(Stated exercise) Scan the listing and work out how many lines contain the word "Högner". Nothing but the number should be given.

(Entries provided)
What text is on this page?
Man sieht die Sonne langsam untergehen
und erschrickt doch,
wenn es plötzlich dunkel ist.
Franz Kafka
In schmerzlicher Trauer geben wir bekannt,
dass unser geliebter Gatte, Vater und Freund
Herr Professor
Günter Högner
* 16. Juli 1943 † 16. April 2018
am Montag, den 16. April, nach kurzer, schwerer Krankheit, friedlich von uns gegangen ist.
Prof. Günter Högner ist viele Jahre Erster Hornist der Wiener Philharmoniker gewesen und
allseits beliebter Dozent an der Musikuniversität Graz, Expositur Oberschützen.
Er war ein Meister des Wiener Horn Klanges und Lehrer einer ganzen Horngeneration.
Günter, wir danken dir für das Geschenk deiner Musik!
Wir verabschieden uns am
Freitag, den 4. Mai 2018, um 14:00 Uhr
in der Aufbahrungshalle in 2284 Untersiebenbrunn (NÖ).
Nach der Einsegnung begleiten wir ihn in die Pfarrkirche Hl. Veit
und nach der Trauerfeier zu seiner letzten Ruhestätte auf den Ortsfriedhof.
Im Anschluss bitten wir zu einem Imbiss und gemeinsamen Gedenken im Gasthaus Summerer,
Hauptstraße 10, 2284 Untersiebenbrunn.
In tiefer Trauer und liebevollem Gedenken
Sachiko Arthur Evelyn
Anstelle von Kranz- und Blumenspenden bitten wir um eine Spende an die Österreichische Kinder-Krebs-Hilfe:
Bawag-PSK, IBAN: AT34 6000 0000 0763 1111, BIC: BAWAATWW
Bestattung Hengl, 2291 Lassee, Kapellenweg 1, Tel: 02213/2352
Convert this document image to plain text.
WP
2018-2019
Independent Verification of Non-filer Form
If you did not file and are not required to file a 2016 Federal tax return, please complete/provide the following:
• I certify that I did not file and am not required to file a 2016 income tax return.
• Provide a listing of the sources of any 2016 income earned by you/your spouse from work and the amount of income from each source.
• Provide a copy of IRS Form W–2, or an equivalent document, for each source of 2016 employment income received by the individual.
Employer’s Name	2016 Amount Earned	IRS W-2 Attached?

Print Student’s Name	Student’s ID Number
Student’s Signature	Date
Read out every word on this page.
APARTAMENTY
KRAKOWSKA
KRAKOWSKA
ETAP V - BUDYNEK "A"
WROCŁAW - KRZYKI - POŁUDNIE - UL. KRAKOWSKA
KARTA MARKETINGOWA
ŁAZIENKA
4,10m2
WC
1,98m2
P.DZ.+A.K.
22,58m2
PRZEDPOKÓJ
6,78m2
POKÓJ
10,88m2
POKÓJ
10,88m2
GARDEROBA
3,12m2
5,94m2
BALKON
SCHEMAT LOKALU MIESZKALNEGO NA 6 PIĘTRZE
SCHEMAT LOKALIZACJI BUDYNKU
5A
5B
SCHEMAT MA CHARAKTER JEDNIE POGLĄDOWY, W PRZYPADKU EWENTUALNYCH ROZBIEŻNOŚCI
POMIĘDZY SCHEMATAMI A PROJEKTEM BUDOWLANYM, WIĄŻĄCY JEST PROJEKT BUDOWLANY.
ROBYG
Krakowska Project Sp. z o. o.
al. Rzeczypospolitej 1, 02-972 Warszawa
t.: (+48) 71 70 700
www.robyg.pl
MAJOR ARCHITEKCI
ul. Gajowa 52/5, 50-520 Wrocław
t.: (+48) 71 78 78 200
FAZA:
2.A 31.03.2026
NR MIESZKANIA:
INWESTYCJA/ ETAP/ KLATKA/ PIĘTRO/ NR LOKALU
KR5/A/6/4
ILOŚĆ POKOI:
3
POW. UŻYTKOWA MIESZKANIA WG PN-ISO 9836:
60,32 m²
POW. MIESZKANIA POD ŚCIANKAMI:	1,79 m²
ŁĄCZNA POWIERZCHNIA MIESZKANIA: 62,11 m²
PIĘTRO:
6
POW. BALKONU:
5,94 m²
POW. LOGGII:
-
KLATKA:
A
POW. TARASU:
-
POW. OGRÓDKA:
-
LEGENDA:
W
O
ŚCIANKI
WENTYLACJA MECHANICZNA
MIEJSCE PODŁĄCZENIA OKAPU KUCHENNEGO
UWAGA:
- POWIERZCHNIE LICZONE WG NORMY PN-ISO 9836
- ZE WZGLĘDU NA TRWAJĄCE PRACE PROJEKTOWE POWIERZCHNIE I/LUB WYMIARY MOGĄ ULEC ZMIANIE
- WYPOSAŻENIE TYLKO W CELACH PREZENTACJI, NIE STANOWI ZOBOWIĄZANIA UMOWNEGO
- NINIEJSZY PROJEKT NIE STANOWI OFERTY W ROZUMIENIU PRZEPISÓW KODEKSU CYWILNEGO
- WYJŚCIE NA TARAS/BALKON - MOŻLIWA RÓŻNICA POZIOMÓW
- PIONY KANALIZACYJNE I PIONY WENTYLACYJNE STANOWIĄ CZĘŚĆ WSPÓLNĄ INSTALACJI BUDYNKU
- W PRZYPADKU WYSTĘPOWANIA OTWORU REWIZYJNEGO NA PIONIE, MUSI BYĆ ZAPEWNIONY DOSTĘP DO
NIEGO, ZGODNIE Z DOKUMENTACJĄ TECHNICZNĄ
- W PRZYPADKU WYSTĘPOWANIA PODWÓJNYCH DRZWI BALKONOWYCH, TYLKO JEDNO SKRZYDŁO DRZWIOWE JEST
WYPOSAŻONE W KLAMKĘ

(Written response) 2